### WRITTEN EXERCISE:
Give every line of the records below as a Markdown table with two columns, No. and Entry. Number the rows in order and leave out blank lines.

### GIVEN INFORMATION:
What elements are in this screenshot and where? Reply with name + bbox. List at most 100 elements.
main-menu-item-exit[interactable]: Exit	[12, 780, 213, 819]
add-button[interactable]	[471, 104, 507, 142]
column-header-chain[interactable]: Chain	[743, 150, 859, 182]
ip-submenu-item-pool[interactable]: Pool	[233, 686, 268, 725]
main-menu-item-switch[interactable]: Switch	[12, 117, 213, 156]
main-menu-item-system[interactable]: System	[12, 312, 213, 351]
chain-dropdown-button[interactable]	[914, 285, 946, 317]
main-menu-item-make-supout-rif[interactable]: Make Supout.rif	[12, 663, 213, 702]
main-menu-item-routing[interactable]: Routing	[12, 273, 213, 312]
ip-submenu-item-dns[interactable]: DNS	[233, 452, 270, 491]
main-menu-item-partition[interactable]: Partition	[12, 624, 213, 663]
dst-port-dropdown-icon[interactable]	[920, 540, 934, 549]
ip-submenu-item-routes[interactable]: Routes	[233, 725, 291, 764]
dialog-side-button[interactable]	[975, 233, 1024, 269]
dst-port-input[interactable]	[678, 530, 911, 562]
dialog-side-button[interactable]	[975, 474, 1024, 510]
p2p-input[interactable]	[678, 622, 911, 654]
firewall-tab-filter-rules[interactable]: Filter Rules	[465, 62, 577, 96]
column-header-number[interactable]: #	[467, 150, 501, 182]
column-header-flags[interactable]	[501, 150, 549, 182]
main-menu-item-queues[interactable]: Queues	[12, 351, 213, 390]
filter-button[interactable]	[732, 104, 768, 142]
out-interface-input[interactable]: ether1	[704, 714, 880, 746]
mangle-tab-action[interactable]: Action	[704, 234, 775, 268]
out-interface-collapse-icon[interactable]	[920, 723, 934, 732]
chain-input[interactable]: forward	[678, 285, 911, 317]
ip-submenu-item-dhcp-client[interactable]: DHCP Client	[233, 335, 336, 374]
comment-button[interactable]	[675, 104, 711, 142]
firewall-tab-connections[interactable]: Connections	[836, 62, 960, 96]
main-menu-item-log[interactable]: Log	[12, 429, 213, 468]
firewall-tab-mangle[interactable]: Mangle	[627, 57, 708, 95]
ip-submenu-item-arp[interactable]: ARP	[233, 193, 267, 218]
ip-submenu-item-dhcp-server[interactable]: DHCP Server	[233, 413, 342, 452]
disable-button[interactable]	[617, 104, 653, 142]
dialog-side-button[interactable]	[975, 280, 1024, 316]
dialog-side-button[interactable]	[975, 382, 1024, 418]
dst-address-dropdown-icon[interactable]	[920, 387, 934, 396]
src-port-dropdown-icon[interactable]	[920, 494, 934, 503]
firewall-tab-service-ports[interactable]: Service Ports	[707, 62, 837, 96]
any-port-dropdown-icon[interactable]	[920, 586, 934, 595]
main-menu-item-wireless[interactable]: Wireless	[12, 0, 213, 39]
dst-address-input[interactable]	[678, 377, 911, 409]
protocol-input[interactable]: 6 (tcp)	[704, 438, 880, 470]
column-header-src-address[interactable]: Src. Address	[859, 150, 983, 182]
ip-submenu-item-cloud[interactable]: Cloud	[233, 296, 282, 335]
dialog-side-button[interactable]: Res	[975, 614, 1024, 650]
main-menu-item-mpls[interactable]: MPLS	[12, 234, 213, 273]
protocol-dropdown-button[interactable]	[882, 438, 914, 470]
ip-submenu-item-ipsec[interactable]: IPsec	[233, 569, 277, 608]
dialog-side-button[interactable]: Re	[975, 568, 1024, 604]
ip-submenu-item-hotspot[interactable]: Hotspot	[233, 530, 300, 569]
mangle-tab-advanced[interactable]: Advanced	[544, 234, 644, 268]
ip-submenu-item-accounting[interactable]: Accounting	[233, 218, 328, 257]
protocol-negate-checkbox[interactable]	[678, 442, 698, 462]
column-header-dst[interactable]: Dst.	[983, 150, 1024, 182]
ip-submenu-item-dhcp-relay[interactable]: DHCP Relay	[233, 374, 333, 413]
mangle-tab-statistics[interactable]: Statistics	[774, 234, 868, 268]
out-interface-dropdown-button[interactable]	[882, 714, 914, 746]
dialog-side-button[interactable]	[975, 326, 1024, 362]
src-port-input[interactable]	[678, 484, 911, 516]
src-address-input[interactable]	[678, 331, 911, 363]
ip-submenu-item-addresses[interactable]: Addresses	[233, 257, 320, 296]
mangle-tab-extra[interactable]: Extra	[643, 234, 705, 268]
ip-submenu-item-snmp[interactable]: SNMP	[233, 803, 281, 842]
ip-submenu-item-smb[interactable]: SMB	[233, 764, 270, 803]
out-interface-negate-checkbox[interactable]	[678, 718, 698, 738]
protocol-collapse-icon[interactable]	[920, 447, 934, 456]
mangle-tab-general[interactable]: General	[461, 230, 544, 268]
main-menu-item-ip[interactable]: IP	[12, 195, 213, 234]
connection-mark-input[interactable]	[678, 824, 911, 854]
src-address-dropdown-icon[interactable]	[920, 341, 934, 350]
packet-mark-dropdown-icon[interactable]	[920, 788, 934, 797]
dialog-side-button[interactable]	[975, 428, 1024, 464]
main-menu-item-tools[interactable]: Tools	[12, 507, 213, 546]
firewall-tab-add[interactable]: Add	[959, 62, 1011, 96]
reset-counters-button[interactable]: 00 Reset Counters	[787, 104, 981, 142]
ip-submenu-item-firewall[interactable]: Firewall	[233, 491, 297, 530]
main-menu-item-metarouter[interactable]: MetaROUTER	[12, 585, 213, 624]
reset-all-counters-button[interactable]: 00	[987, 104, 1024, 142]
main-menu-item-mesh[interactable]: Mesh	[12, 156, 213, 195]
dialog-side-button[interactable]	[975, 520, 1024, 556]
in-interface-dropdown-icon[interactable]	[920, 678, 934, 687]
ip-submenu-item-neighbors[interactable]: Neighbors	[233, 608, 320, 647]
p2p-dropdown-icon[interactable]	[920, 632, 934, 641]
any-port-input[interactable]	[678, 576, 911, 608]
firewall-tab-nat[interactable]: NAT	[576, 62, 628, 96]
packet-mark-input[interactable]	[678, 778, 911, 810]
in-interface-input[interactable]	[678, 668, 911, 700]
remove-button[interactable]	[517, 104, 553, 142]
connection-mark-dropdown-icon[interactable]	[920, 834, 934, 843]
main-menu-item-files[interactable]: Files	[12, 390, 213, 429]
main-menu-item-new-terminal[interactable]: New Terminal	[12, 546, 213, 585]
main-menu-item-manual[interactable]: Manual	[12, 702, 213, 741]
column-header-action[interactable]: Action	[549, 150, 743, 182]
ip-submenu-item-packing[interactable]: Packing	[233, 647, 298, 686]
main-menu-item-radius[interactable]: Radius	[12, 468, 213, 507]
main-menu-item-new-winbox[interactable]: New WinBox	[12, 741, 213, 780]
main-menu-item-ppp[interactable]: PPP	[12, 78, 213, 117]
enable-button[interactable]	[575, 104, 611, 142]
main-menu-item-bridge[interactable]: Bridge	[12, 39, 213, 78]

### RESPONSE TO THE TASK:
| No. | Entry |
|---|---|
| 1 | What elements are in this screenshot and where? Reply with name + bbox. List at most 100 elements. |
| 2 | main-menu-item-exit[interactable]: Exit	[12, 780, 213, 819] |
| 3 | add-button[interactable]	[471, 104, 507, 142] |
| 4 | column-header-chain[interactable]: Chain	[743, 150, 859, 182] |
| 5 | ip-submenu-item-pool[interactable]: Pool	[233, 686, 268, 725] |
| 6 | main-menu-item-switch[interactable]: Switch	[12, 117, 213, 156] |
| 7 | main-menu-item-system[interactable]: System	[12, 312, 213, 351] |
| 8 | chain-dropdown-button[interactable]	[914, 285, 946, 317] |
| 9 | main-menu-item-make-supout-rif[interactable]: Make Supout.rif	[12, 663, 213, 702] |
| 10 | main-menu-item-routing[interactable]: Routing	[12, 273, 213, 312] |
| 11 | ip-submenu-item-dns[interactable]: DNS	[233, 452, 270, 491] |
| 12 | main-menu-item-partition[interactable]: Partition	[12, 624, 213, 663] |
| 13 | dst-port-dropdown-icon[interactable]	[920, 540, 934, 549] |
| 14 | ip-submenu-item-routes[interactable]: Routes	[233, 725, 291, 764] |
| 15 | dialog-side-button[interactable]	[975, 233, 1024, 269] |
| 16 | dst-port-input[interactable]	[678, 530, 911, 562] |
| 17 | dialog-side-button[interactable]	[975, 474, 1024, 510] |
| 18 | p2p-input[interactable]	[678, 622, 911, 654] |
| 19 | firewall-tab-filter-rules[interactable]: Filter Rules	[465, 62, 577, 96] |
| 20 | column-header-number[interactable]: #	[467, 150, 501, 182] |
| 21 | column-header-flags[interactable]	[501, 150, 549, 182] |
| 22 | main-menu-item-queues[interactable]: Queues	[12, 351, 213, 390] |
| 23 | filter-button[interactable]	[732, 104, 768, 142] |
| 24 | out-interface-input[interactable]: ether1	[704, 714, 880, 746] |
| 25 | mangle-tab-action[interactable]: Action	[704, 234, 775, 268] |
| 26 | out-interface-collapse-icon[interactable]	[920, 723, 934, 732] |
| 27 | chain-input[interactable]: forward	[678, 285, 911, 317] |
| 28 | ip-submenu-item-dhcp-client[interactable]: DHCP Client	[233, 335, 336, 374] |
| 29 | comment-button[interactable]	[675, 104, 711, 142] |
| 30 | firewall-tab-connections[interactable]: Connections	[836, 62, 960, 96] |
| 31 | main-menu-item-log[interactable]: Log	[12, 429, 213, 468] |
| 32 | firewall-tab-mangle[interactable]: Mangle	[627, 57, 708, 95] |
| 33 | ip-submenu-item-arp[interactable]: ARP	[233, 193, 267, 218] |
| 34 | ip-submenu-item-dhcp-server[interactable]: DHCP Server	[233, 413, 342, 452] |
| 35 | disable-button[interactable]	[617, 104, 653, 142] |
| 36 | dialog-side-button[interactable]	[975, 280, 1024, 316] |
| 37 | dialog-side-button[interactable]	[975, 382, 1024, 418] |
| 38 | dst-address-dropdown-icon[interactable]	[920, 387, 934, 396] |
| 39 | src-port-dropdown-icon[interactable]	[920, 494, 934, 503] |
| 40 | firewall-tab-service-ports[interactable]: Service Ports	[707, 62, 837, 96] |
| 41 | any-port-dropdown-icon[interactable]	[920, 586, 934, 595] |
| 42 | main-menu-item-wireless[interactable]: Wireless	[12, 0, 213, 39] |
| 43 | dst-address-input[interactable]	[678, 377, 911, 409] |
| 44 | protocol-input[interactable]: 6 (tcp)	[704, 438, 880, 470] |
| 45 | column-header-src-address[interactable]: Src. Address	[859, 150, 983, 182] |
| 46 | ip-submenu-item-cloud[interactable]: Cloud	[233, 296, 282, 335] |
| 47 | dialog-side-button[interactable]: Res	[975, 614, 1024, 650] |
| 48 | main-menu-item-mpls[interactable]: MPLS	[12, 234, 213, 273] |
| 49 | protocol-dropdown-button[interactable]	[882, 438, 914, 470] |
| 50 | ip-submenu-item-ipsec[interactable]: IPsec	[233, 569, 277, 608] |
| 51 | dialog-side-button[interactable]: Re	[975, 568, 1024, 604] |
| 52 | ip-submenu-item-hotspot[interactable]: Hotspot	[233, 530, 300, 569] |
| 53 | mangle-tab-advanced[interactable]: Advanced	[544, 234, 644, 268] |
| 54 | ip-submenu-item-accounting[interactable]: Accounting	[233, 218, 328, 257] |
| 55 | protocol-negate-checkbox[interactable]	[678, 442, 698, 462] |
| 56 | column-header-dst[interactable]: Dst.	[983, 150, 1024, 182] |
| 57 | ip-submenu-item-dhcp-relay[interactable]: DHCP Relay	[233, 374, 333, 413] |
| 58 | mangle-tab-statistics[interactable]: Statistics	[774, 234, 868, 268] |
| 59 | out-interface-dropdown-button[interactable]	[882, 714, 914, 746] |
| 60 | dialog-side-button[interactable]	[975, 326, 1024, 362] |
| 61 | src-port-input[interactable]	[678, 484, 911, 516] |
| 62 | src-address-input[interactable]	[678, 331, 911, 363] |
| 63 | ip-submenu-item-addresses[interactable]: Addresses	[233, 257, 320, 296] |
| 64 | mangle-tab-extra[interactable]: Extra	[643, 234, 705, 268] |
| 65 | ip-submenu-item-snmp[interactable]: SNMP	[233, 803, 281, 842] |
| 66 | ip-submenu-item-smb[interactable]: SMB	[233, 764, 270, 803] |
| 67 | out-interface-negate-checkbox[interactable]	[678, 718, 698, 738] |
| 68 | protocol-collapse-icon[interactable]	[920, 447, 934, 456] |
| 69 | mangle-tab-general[interactable]: General	[461, 230, 544, 268] |
| 70 | main-menu-item-ip[interactable]: IP	[12, 195, 213, 234] |
| 71 | connection-mark-input[interactable]	[678, 824, 911, 854] |
| 72 | src-address-dropdown-icon[interactable]	[920, 341, 934, 350] |
| 73 | packet-mark-dropdown-icon[interactable]	[920, 788, 934, 797] |
| 74 | dialog-side-button[interactable]	[975, 428, 1024, 464] |
| 75 | main-menu-item-tools[interactable]: Tools	[12, 507, 213, 546] |
| 76 | firewall-tab-add[interactable]: Add	[959, 62, 1011, 96] |
| 77 | reset-counters-button[interactable]: 00 Reset Counters	[787, 104, 981, 142] |
| 78 | ip-submenu-item-firewall[interactable]: Firewall	[233, 491, 297, 530] |
| 79 | main-menu-item-metarouter[interactable]: MetaROUTER	[12, 585, 213, 624] |
| 80 | reset-all-counters-button[interactable]: 00	[987, 104, 1024, 142] |
| 81 | main-menu-item-mesh[interactable]: Mesh	[12, 156, 213, 195] |
| 82 | dialog-side-button[interactable]	[975, 520, 1024, 556] |
| 83 | in-interface-dropdown-icon[interactable]	[920, 678, 934, 687] |
| 84 | ip-submenu-item-neighbors[interactable]: Neighbors	[233, 608, 320, 647] |
| 85 | p2p-dropdown-icon[interactable]	[920, 632, 934, 641] |
| 86 | any-port-input[interactable]	[678, 576, 911, 608] |
| 87 | firewall-tab-nat[interactable]: NAT	[576, 62, 628, 96] |
| 88 | packet-mark-input[interactable]	[678, 778, 911, 810] |
| 89 | in-interface-input[interactable]	[678, 668, 911, 700] |
| 90 | remove-button[interactable]	[517, 104, 553, 142] |
| 91 | connection-mark-dropdown-icon[interactable]	[920, 834, 934, 843] |
| 92 | main-menu-item-files[interactable]: Files	[12, 390, 213, 429] |
| 93 | main-menu-item-new-terminal[interactable]: New Terminal	[12, 546, 213, 585] |
| 94 | main-menu-item-manual[interactable]: Manual	[12, 702, 213, 741] |
| 95 | column-header-action[interactable]: Action	[549, 150, 743, 182] |
| 96 | ip-submenu-item-packing[interactable]: Packing	[233, 647, 298, 686] |
| 97 | main-menu-item-radius[interactable]: Radius	[12, 468, 213, 507] |
| 98 | main-menu-item-new-winbox[interactable]: New WinBox	[12, 741, 213, 780] |
| 99 | main-menu-item-ppp[interactable]: PPP	[12, 78, 213, 117] |
| 100 | enable-button[interactable]	[575, 104, 611, 142] |
| 101 | main-menu-item-bridge[interactable]: Bridge	[12, 39, 213, 78] |